* _EXERCISE_
All of the lines below are to be transcribed faithfully, with pictures excluded from the copy.

*** DATA EXCERPTS ***

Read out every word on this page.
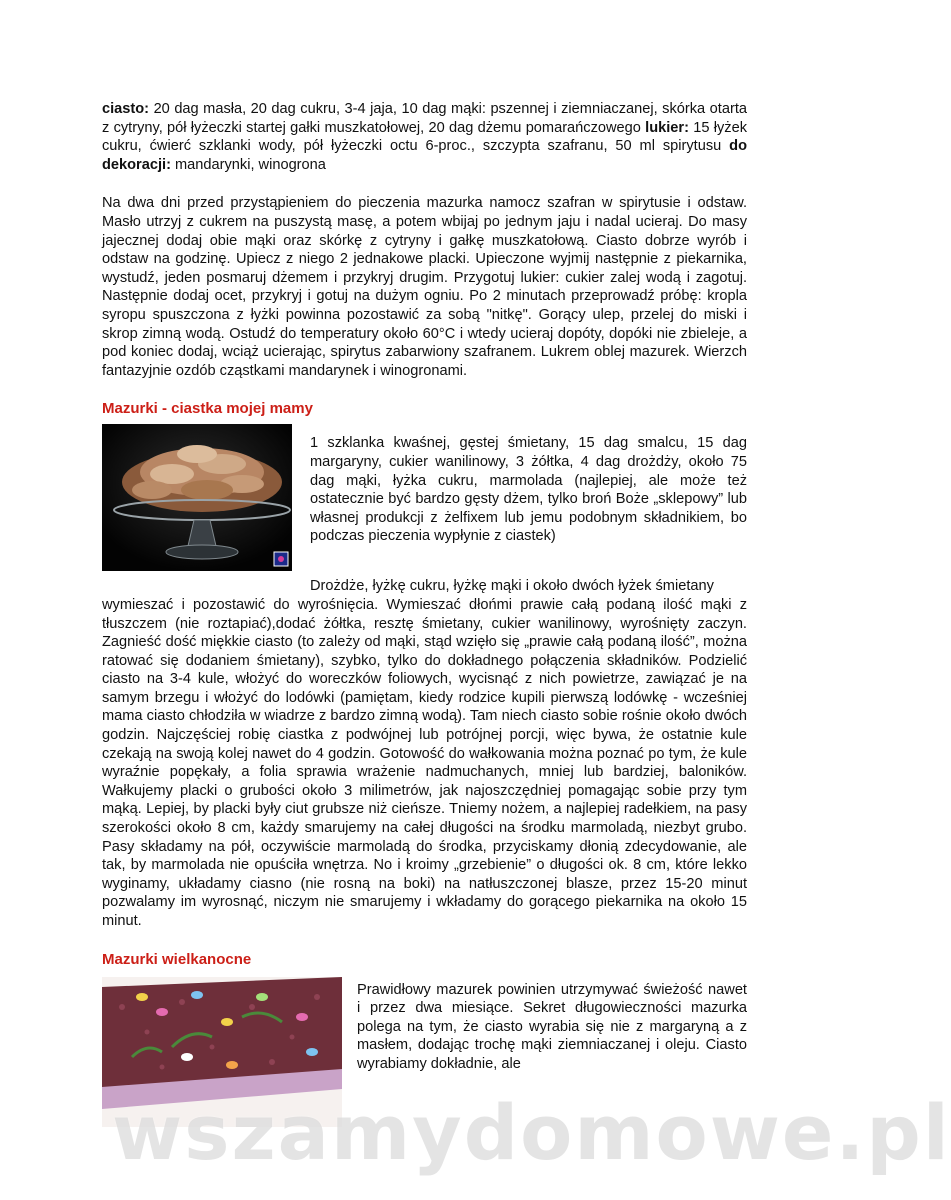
ciasto: 20 dag masła, 20 dag cukru, 3-4 jaja, 10 dag mąki: pszennej i ziemniaczanej, skórka otarta z cytryny, pół łyżeczki startej gałki muszkatołowej, 20 dag dżemu pomarańczowego lukier: 15 łyżek cukru, ćwierć szklanki wody, pół łyżeczki octu 6-proc., szczypta szafranu, 50 ml spirytusu do dekoracji: mandarynki, winogrona

Na dwa dni przed przystąpieniem do pieczenia mazurka namocz szafran w spirytusie i odstaw. Masło utrzyj z cukrem na puszystą masę, a potem wbijaj po jednym jaju i nadal ucieraj. Do masy jajecznej dodaj obie mąki oraz skórkę z cytryny i gałkę muszkatołową. Ciasto dobrze wyrób i odstaw na godzinę. Upiecz z niego 2 jednakowe placki. Upieczone wyjmij następnie z piekarnika, wystudź, jeden posmaruj dżemem i przykryj drugim. Przygotuj lukier: cukier zalej wodą i zagotuj. Następnie dodaj ocet, przykryj i gotuj na dużym ogniu. Po 2 minutach przeprowadź próbę: kropla syropu spuszczona z łyżki powinna pozostawić za sobą "nitkę". Gorący ulep, przelej do miski i skrop zimną wodą. Ostudź do temperatury około 60°C i wtedy ucieraj dopóty, dopóki nie zbieleje, a pod koniec dodaj, wciąż ucierając, spirytus zabarwiony szafranem. Lukrem oblej mazurek. Wierzch fantazyjnie ozdób cząstkami mandarynek i winogronami.

Mazurki - ciastka mojej mamy

1 szklanka kwaśnej, gęstej śmietany, 15 dag smalcu, 15 dag margaryny, cukier wanilinowy, 3 żółtka, 4 dag drożdży, około 75 dag mąki, łyżka cukru, marmolada (najlepiej, ale może też ostatecznie być bardzo gęsty dżem, tylko broń Boże „sklepowy” lub własnej produkcji z żelfixem lub jemu podobnym składnikiem, bo podczas pieczenia wypłynie z ciastek)

Drożdże, łyżkę cukru, łyżkę mąki i około dwóch łyżek śmietany

wymieszać i pozostawić do wyrośnięcia. Wymieszać dłońmi prawie całą podaną ilość mąki z tłuszczem (nie roztapiać),dodać żółtka, resztę śmietany, cukier wanilinowy, wyrośnięty zaczyn. Zagnieść dość miękkie ciasto (to zależy od mąki, stąd wzięło się „prawie całą podaną ilość”, można ratować się dodaniem śmietany), szybko, tylko do dokładnego połączenia składników. Podzielić ciasto na 3-4 kule, włożyć do woreczków foliowych, wycisnąć z nich powietrze, zawiązać je na samym brzegu i włożyć do lodówki (pamiętam, kiedy rodzice kupili pierwszą lodówkę - wcześniej mama ciasto chłodziła w wiadrze z bardzo zimną wodą). Tam niech ciasto sobie rośnie około dwóch godzin. Najczęściej robię ciastka z podwójnej lub potrójnej porcji, więc bywa, że ostatnie kule czekają na swoją kolej nawet do 4 godzin. Gotowość do wałkowania można poznać po tym, że kule wyraźnie popękały, a folia sprawia wrażenie nadmuchanych, mniej lub bardziej, baloników. Wałkujemy placki o grubości około 3 milimetrów, jak najoszczędniej pomagając sobie przy tym mąką. Lepiej, by placki były ciut grubsze niż cieńsze. Tniemy nożem, a najlepiej radełkiem, na pasy szerokości około 8 cm, każdy smarujemy na całej długości na środku marmoladą, niezbyt grubo. Pasy składamy na pół, oczywiście marmoladą do środka, przyciskamy dłonią zdecydowanie, ale tak, by marmolada nie opuściła wnętrza. No i kroimy „grzebienie” o długości ok. 8 cm, które lekko wyginamy, układamy ciasno (nie rosną na boki) na natłuszczonej blasze, przez 15-20 minut pozwalamy im wyrosnąć, niczym nie smarujemy i wkładamy do gorącego piekarnika na około 15 minut.

Mazurki wielkanocne

Prawidłowy mazurek powinien utrzymywać świeżość nawet i przez dwa miesiące. Sekret długowieczności mazurka polega na tym, że ciasto wyrabia się nie z margaryną a z masłem, dodając trochę mąki ziemniaczanej i oleju. Ciasto wyrabiamy dokładnie, ale

wszamydomowe.pl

***

* _ANSWER TO THIS PROBLEM_
Read out every word on this page.
ciasto: 20 dag masła, 20 dag cukru, 3-4 jaja, 10 dag mąki: pszennej i ziemniaczanej, skórka otarta z cytryny, pół łyżeczki startej gałki muszkatołowej, 20 dag dżemu pomarańczowego lukier: 15 łyżek cukru, ćwierć szklanki wody, pół łyżeczki octu 6-proc., szczypta szafranu, 50 ml spirytusu do dekoracji: mandarynki, winogrona

Na dwa dni przed przystąpieniem do pieczenia mazurka namocz szafran w spirytusie i odstaw. Masło utrzyj z cukrem na puszystą masę, a potem wbijaj po jednym jaju i nadal ucieraj. Do masy jajecznej dodaj obie mąki oraz skórkę z cytryny i gałkę muszkatołową. Ciasto dobrze wyrób i odstaw na godzinę. Upiecz z niego 2 jednakowe placki. Upieczone wyjmij następnie z piekarnika, wystudź, jeden posmaruj dżemem i przykryj drugim. Przygotuj lukier: cukier zalej wodą i zagotuj. Następnie dodaj ocet, przykryj i gotuj na dużym ogniu. Po 2 minutach przeprowadź próbę: kropla syropu spuszczona z łyżki powinna pozostawić za sobą "nitkę". Gorący ulep, przelej do miski i skrop zimną wodą. Ostudź do temperatury około 60°C i wtedy ucieraj dopóty, dopóki nie zbieleje, a pod koniec dodaj, wciąż ucierając, spirytus zabarwiony szafranem. Lukrem oblej mazurek. Wierzch fantazyjnie ozdób cząstkami mandarynek i winogronami.

Mazurki - ciastka mojej mamy

1 szklanka kwaśnej, gęstej śmietany, 15 dag smalcu, 15 dag margaryny, cukier wanilinowy, 3 żółtka, 4 dag drożdży, około 75 dag mąki, łyżka cukru, marmolada (najlepiej, ale może też ostatecznie być bardzo gęsty dżem, tylko broń Boże „sklepowy” lub własnej produkcji z żelfixem lub jemu podobnym składnikiem, bo podczas pieczenia wypłynie z ciastek)

Drożdże, łyżkę cukru, łyżkę mąki i około dwóch łyżek śmietany

wymieszać i pozostawić do wyrośnięcia. Wymieszać dłońmi prawie całą podaną ilość mąki z tłuszczem (nie roztapiać),dodać żółtka, resztę śmietany, cukier wanilinowy, wyrośnięty zaczyn. Zagnieść dość miękkie ciasto (to zależy od mąki, stąd wzięło się „prawie całą podaną ilość”, można ratować się dodaniem śmietany), szybko, tylko do dokładnego połączenia składników. Podzielić ciasto na 3-4 kule, włożyć do woreczków foliowych, wycisnąć z nich powietrze, zawiązać je na samym brzegu i włożyć do lodówki (pamiętam, kiedy rodzice kupili pierwszą lodówkę - wcześniej mama ciasto chłodziła w wiadrze z bardzo zimną wodą). Tam niech ciasto sobie rośnie około dwóch godzin. Najczęściej robię ciastka z podwójnej lub potrójnej porcji, więc bywa, że ostatnie kule czekają na swoją kolej nawet do 4 godzin. Gotowość do wałkowania można poznać po tym, że kule wyraźnie popękały, a folia sprawia wrażenie nadmuchanych, mniej lub bardziej, baloników. Wałkujemy placki o grubości około 3 milimetrów, jak najoszczędniej pomagając sobie przy tym mąką. Lepiej, by placki były ciut grubsze niż cieńsze. Tniemy nożem, a najlepiej radełkiem, na pasy szerokości około 8 cm, każdy smarujemy na całej długości na środku marmoladą, niezbyt grubo. Pasy składamy na pół, oczywiście marmoladą do środka, przyciskamy dłonią zdecydowanie, ale tak, by marmolada nie opuściła wnętrza. No i kroimy „grzebienie” o długości ok. 8 cm, które lekko wyginamy, układamy ciasno (nie rosną na boki) na natłuszczonej blasze, przez 15-20 minut pozwalamy im wyrosnąć, niczym nie smarujemy i wkładamy do gorącego piekarnika na około 15 minut.

Mazurki wielkanocne

Prawidłowy mazurek powinien utrzymywać świeżość nawet i przez dwa miesiące. Sekret długowieczności mazurka polega na tym, że ciasto wyrabia się nie z margaryną a z masłem, dodając trochę mąki ziemniaczanej i oleju. Ciasto wyrabiamy dokładnie, ale

wszamydomowe.pl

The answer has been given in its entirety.